**Aim**. The listing below is to be output in its exact form.

Stored entries:
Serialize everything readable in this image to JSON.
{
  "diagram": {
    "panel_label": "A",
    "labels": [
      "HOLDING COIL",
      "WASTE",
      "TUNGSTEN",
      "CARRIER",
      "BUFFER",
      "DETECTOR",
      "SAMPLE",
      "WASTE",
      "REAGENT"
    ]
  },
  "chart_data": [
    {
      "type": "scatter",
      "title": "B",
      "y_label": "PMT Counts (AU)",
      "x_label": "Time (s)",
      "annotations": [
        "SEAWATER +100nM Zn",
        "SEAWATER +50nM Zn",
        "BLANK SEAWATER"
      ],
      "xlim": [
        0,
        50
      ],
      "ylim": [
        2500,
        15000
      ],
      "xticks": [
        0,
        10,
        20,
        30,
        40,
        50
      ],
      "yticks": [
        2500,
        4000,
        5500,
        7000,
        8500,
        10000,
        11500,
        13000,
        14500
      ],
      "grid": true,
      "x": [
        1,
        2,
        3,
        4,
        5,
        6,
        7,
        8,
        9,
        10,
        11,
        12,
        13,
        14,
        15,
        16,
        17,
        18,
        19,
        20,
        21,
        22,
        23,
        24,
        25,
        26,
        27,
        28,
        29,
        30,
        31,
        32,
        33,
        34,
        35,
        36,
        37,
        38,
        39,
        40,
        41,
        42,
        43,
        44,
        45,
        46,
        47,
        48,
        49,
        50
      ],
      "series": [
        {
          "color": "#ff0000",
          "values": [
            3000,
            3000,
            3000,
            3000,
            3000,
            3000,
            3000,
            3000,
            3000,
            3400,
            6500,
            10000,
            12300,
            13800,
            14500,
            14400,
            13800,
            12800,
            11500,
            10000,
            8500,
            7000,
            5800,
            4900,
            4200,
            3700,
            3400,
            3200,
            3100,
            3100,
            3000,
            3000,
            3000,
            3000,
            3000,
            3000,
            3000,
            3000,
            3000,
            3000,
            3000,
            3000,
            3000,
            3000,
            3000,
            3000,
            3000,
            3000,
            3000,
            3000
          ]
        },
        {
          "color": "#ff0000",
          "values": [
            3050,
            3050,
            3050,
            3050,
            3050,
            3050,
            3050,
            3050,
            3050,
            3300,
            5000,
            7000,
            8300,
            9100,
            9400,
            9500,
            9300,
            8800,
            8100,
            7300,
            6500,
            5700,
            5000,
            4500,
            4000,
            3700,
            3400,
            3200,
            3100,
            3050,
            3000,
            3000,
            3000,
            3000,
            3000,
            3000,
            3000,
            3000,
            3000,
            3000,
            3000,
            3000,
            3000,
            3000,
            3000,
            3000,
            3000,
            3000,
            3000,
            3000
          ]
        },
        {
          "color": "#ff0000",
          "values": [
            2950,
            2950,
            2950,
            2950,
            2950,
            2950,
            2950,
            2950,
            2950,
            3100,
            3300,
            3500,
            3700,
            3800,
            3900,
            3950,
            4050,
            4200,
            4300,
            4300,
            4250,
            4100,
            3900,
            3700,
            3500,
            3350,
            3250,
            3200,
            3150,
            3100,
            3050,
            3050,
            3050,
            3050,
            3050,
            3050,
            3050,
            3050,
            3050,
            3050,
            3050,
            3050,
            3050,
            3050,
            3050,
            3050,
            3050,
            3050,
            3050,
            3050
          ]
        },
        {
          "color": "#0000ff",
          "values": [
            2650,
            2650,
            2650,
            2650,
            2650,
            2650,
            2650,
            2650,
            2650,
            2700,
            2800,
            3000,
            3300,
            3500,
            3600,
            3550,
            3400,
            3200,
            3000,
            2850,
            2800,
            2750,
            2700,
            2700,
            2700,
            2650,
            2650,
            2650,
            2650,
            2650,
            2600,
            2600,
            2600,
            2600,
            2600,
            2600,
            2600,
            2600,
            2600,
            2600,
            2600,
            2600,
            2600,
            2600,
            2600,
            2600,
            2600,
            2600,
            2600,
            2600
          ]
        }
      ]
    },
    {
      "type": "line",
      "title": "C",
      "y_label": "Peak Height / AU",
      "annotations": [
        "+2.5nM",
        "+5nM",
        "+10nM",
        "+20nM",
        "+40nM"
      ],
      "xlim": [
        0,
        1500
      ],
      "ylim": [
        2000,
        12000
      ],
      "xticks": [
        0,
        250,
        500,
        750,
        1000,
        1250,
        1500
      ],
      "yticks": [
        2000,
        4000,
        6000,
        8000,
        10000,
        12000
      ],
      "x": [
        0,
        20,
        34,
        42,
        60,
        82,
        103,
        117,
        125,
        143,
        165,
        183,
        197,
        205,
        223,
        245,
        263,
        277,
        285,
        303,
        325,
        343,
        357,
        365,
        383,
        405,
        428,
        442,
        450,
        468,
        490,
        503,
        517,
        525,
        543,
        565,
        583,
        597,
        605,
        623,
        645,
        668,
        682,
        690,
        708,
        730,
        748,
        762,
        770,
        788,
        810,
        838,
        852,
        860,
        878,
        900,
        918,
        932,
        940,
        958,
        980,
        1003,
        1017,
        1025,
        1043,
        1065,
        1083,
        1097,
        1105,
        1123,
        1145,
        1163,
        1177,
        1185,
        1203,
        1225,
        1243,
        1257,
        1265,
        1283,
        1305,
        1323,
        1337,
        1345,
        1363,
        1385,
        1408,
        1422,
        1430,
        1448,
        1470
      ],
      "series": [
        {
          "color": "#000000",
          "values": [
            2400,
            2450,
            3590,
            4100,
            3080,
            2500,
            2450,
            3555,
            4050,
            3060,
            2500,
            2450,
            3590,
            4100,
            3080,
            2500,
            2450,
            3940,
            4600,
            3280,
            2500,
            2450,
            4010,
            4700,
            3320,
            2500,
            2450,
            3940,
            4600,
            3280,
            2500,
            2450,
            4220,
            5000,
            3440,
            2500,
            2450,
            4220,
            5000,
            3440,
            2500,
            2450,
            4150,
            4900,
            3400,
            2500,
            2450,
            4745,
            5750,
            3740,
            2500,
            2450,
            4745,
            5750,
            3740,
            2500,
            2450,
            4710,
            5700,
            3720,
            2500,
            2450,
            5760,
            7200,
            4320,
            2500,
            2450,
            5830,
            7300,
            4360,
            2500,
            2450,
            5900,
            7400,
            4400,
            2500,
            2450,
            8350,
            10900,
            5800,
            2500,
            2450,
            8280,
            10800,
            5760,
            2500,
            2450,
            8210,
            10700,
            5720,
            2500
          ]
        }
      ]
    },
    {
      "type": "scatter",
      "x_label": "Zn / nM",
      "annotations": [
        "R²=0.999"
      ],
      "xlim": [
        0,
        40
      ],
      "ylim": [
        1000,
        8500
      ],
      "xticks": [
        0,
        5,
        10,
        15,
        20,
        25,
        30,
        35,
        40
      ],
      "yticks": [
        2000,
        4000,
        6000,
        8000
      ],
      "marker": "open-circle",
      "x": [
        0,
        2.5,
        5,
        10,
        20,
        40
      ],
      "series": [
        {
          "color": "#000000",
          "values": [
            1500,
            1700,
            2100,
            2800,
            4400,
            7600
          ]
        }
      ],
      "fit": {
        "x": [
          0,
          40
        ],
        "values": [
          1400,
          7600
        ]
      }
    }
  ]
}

**Exercise result**.
Serialize everything readable in this image to JSON.
{
  "diagram": {
    "panel_label": "A",
    "labels": [
      "HOLDING COIL",
      "WASTE",
      "TUNGSTEN",
      "CARRIER",
      "BUFFER",
      "DETECTOR",
      "SAMPLE",
      "WASTE",
      "REAGENT"
    ]
  },
  "chart_data": [
    {
      "type": "scatter",
      "title": "B",
      "y_label": "PMT Counts (AU)",
      "x_label": "Time (s)",
      "annotations": [
        "SEAWATER +100nM Zn",
        "SEAWATER +50nM Zn",
        "BLANK SEAWATER"
      ],
      "xlim": [
        0,
        50
      ],
      "ylim": [
        2500,
        15000
      ],
      "xticks": [
        0,
        10,
        20,
        30,
        40,
        50
      ],
      "yticks": [
        2500,
        4000,
        5500,
        7000,
        8500,
        10000,
        11500,
        13000,
        14500
      ],
      "grid": true,
      "x": [
        1,
        2,
        3,
        4,
        5,
        6,
        7,
        8,
        9,
        10,
        11,
        12,
        13,
        14,
        15,
        16,
        17,
        18,
        19,
        20,
        21,
        22,
        23,
        24,
        25,
        26,
        27,
        28,
        29,
        30,
        31,
        32,
        33,
        34,
        35,
        36,
        37,
        38,
        39,
        40,
        41,
        42,
        43,
        44,
        45,
        46,
        47,
        48,
        49,
        50
      ],
      "series": [
        {
          "color": "#ff0000",
          "values": [
            3000,
            3000,
            3000,
            3000,
            3000,
            3000,
            3000,
            3000,
            3000,
            3400,
            6500,
            10000,
            12300,
            13800,
            14500,
            14400,
            13800,
            12800,
            11500,
            10000,
            8500,
            7000,
            5800,
            4900,
            4200,
            3700,
            3400,
            3200,
            3100,
            3100,
            3000,
            3000,
            3000,
            3000,
            3000,
            3000,
            3000,
            3000,
            3000,
            3000,
            3000,
            3000,
            3000,
            3000,
            3000,
            3000,
            3000,
            3000,
            3000,
            3000
          ]
        },
        {
          "color": "#ff0000",
          "values": [
            3050,
            3050,
            3050,
            3050,
            3050,
            3050,
            3050,
            3050,
            3050,
            3300,
            5000,
            7000,
            8300,
            9100,
            9400,
            9500,
            9300,
            8800,
            8100,
            7300,
            6500,
            5700,
            5000,
            4500,
            4000,
            3700,
            3400,
            3200,
            3100,
            3050,
            3000,
            3000,
            3000,
            3000,
            3000,
            3000,
            3000,
            3000,
            3000,
            3000,
            3000,
            3000,
            3000,
            3000,
            3000,
            3000,
            3000,
            3000,
            3000,
            3000
          ]
        },
        {
          "color": "#ff0000",
          "values": [
            2950,
            2950,
            2950,
            2950,
            2950,
            2950,
            2950,
            2950,
            2950,
            3100,
            3300,
            3500,
            3700,
            3800,
            3900,
            3950,
            4050,
            4200,
            4300,
            4300,
            4250,
            4100,
            3900,
            3700,
            3500,
            3350,
            3250,
            3200,
            3150,
            3100,
            3050,
            3050,
            3050,
            3050,
            3050,
            3050,
            3050,
            3050,
            3050,
            3050,
            3050,
            3050,
            3050,
            3050,
            3050,
            3050,
            3050,
            3050,
            3050,
            3050
          ]
        },
        {
          "color": "#0000ff",
          "values": [
            2650,
            2650,
            2650,
            2650,
            2650,
            2650,
            2650,
            2650,
            2650,
            2700,
            2800,
            3000,
            3300,
            3500,
            3600,
            3550,
            3400,
            3200,
            3000,
            2850,
            2800,
            2750,
            2700,
            2700,
            2700,
            2650,
            2650,
            2650,
            2650,
            2650,
            2600,
            2600,
            2600,
            2600,
            2600,
            2600,
            2600,
            2600,
            2600,
            2600,
            2600,
            2600,
            2600,
            2600,
            2600,
            2600,
            2600,
            2600,
            2600,
            2600
          ]
        }
      ]
    },
    {
      "type": "line",
      "title": "C",
      "y_label": "Peak Height / AU",
      "annotations": [
        "+2.5nM",
        "+5nM",
        "+10nM",
        "+20nM",
        "+40nM"
      ],
      "xlim": [
        0,
        1500
      ],
      "ylim": [
        2000,
        12000
      ],
      "xticks": [
        0,
        250,
        500,
        750,
        1000,
        1250,
        1500
      ],
      "yticks": [
        2000,
        4000,
        6000,
        8000,
        10000,
        12000
      ],
      "x": [
        0,
        20,
        34,
        42,
        60,
        82,
        103,
        117,
        125,
        143,
        165,
        183,
        197,
        205,
        223,
        245,
        263,
        277,
        285,
        303,
        325,
        343,
        357,
        365,
        383,
        405,
        428,
        442,
        450,
        468,
        490,
        503,
        517,
        525,
        543,
        565,
        583,
        597,
        605,
        623,
        645,
        668,
        682,
        690,
        708,
        730,
        748,
        762,
        770,
        788,
        810,
        838,
        852,
        860,
        878,
        900,
        918,
        932,
        940,
        958,
        980,
        1003,
        1017,
        1025,
        1043,
        1065,
        1083,
        1097,
        1105,
        1123,
        1145,
        1163,
        1177,
        1185,
        1203,
        1225,
        1243,
        1257,
        1265,
        1283,
        1305,
        1323,
        1337,
        1345,
        1363,
        1385,
        1408,
        1422,
        1430,
        1448,
        1470
      ],
      "series": [
        {
          "color": "#000000",
          "values": [
            2400,
            2450,
            3590,
            4100,
            3080,
            2500,
            2450,
            3555,
            4050,
            3060,
            2500,
            2450,
            3590,
            4100,
            3080,
            2500,
            2450,
            3940,
            4600,
            3280,
            2500,
            2450,
            4010,
            4700,
            3320,
            2500,
            2450,
            3940,
            4600,
            3280,
            2500,
            2450,
            4220,
            5000,
            3440,
            2500,
            2450,
            4220,
            5000,
            3440,
            2500,
            2450,
            4150,
            4900,
            3400,
            2500,
            2450,
            4745,
            5750,
            3740,
            2500,
            2450,
            4745,
            5750,
            3740,
            2500,
            2450,
            4710,
            5700,
            3720,
            2500,
            2450,
            5760,
            7200,
            4320,
            2500,
            2450,
            5830,
            7300,
            4360,
            2500,
            2450,
            5900,
            7400,
            4400,
            2500,
            2450,
            8350,
            10900,
            5800,
            2500,
            2450,
            8280,
            10800,
            5760,
            2500,
            2450,
            8210,
            10700,
            5720,
            2500
          ]
        }
      ]
    },
    {
      "type": "scatter",
      "x_label": "Zn / nM",
      "annotations": [
        "R²=0.999"
      ],
      "xlim": [
        0,
        40
      ],
      "ylim": [
        1000,
        8500
      ],
      "xticks": [
        0,
        5,
        10,
        15,
        20,
        25,
        30,
        35,
        40
      ],
      "yticks": [
        2000,
        4000,
        6000,
        8000
      ],
      "marker": "open-circle",
      "x": [
        0,
        2.5,
        5,
        10,
        20,
        40
      ],
      "series": [
        {
          "color": "#000000",
          "values": [
            1500,
            1700,
            2100,
            2800,
            4400,
            7600
          ]
        }
      ],
      "fit": {
        "x": [
          0,
          40
        ],
        "values": [
          1400,
          7600
        ]
      }
    }
  ]
}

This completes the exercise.